_Exercise directions_.
Exact reproduction of the data is required, with images excluded.

·····

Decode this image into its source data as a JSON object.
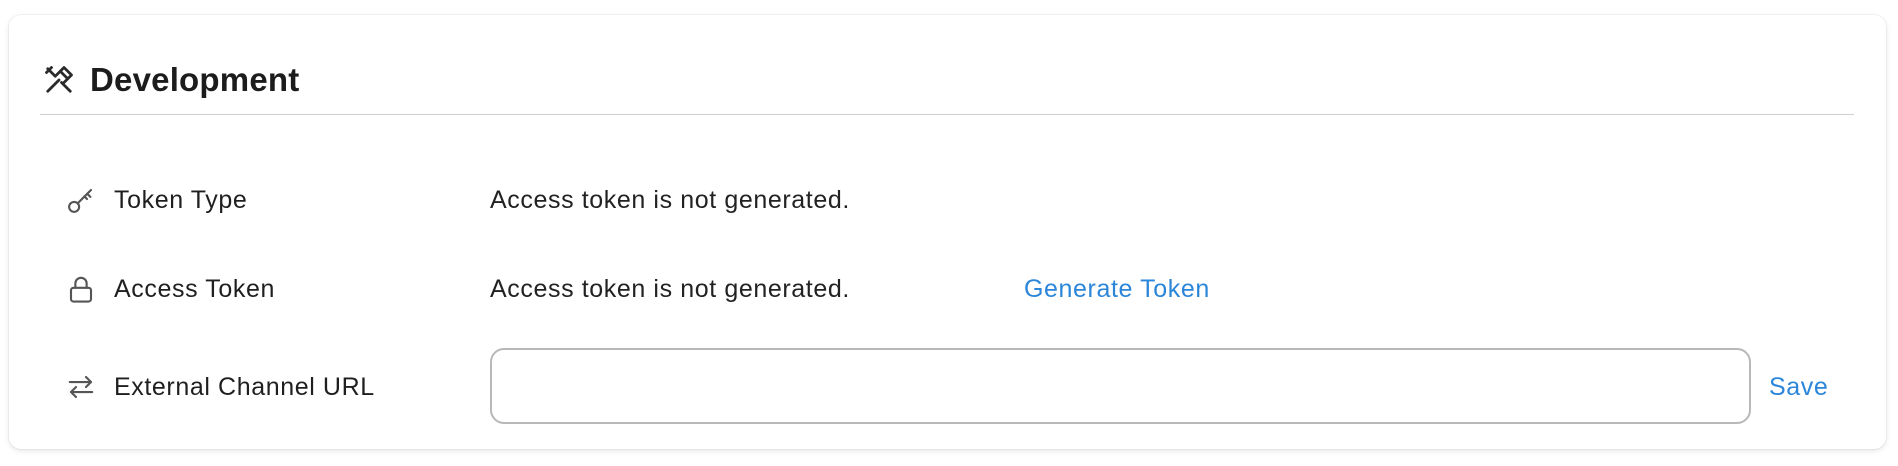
{
  "section": {
    "title": "Development",
    "icon": "tools-icon"
  },
  "rows": [
    {
      "label": "Token Type",
      "icon": "key-icon",
      "value": "Access token is not generated."
    },
    {
      "label": "Access Token",
      "icon": "lock-icon",
      "value": "Access token is not generated.",
      "action_label": "Generate Token"
    },
    {
      "label": "External Channel URL",
      "icon": "swap-arrows-icon",
      "input_value": "",
      "input_placeholder": "",
      "action_label": "Save"
    }
  ],
  "colors": {
    "link": "#2b86d9",
    "text": "#1f1f1f",
    "icon": "#555555",
    "divider": "#cfcfcf"
  }
}
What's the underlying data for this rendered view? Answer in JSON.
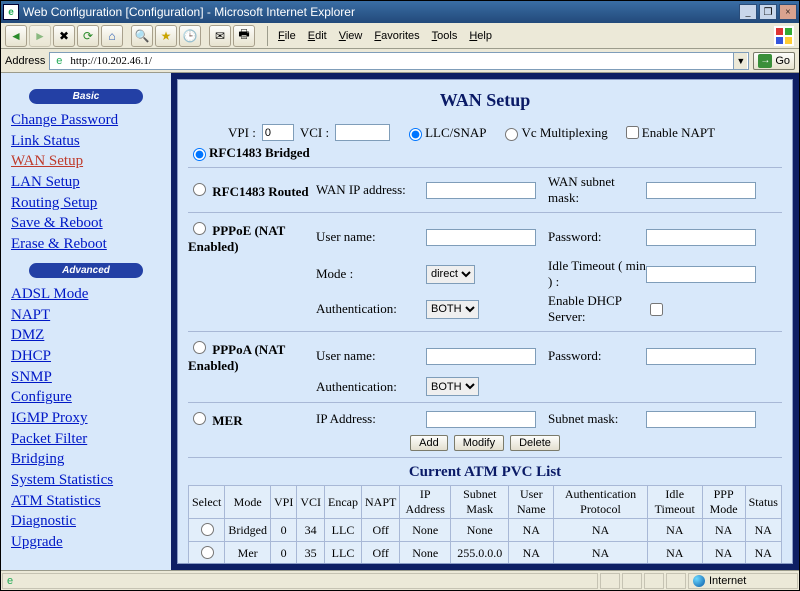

·····

_Task answer_.
Decode this image into its source data as a JSON object.
{
  "section": {
    "title": "Development",
    "icon": "tools-icon"
  },
  "rows": [
    {
      "label": "Token Type",
      "icon": "key-icon",
      "value": "Access token is not generated."
    },
    {
      "label": "Access Token",
      "icon": "lock-icon",
      "value": "Access token is not generated.",
      "action_label": "Generate Token"
    },
    {
      "label": "External Channel URL",
      "icon": "swap-arrows-icon",
      "input_value": "",
      "input_placeholder": "",
      "action_label": "Save"
    }
  ],
  "colors": {
    "link": "#2b86d9",
    "text": "#1f1f1f",
    "icon": "#555555",
    "divider": "#cfcfcf"
  }
}
What's the underlying data for this rendered view? Answer in JSON.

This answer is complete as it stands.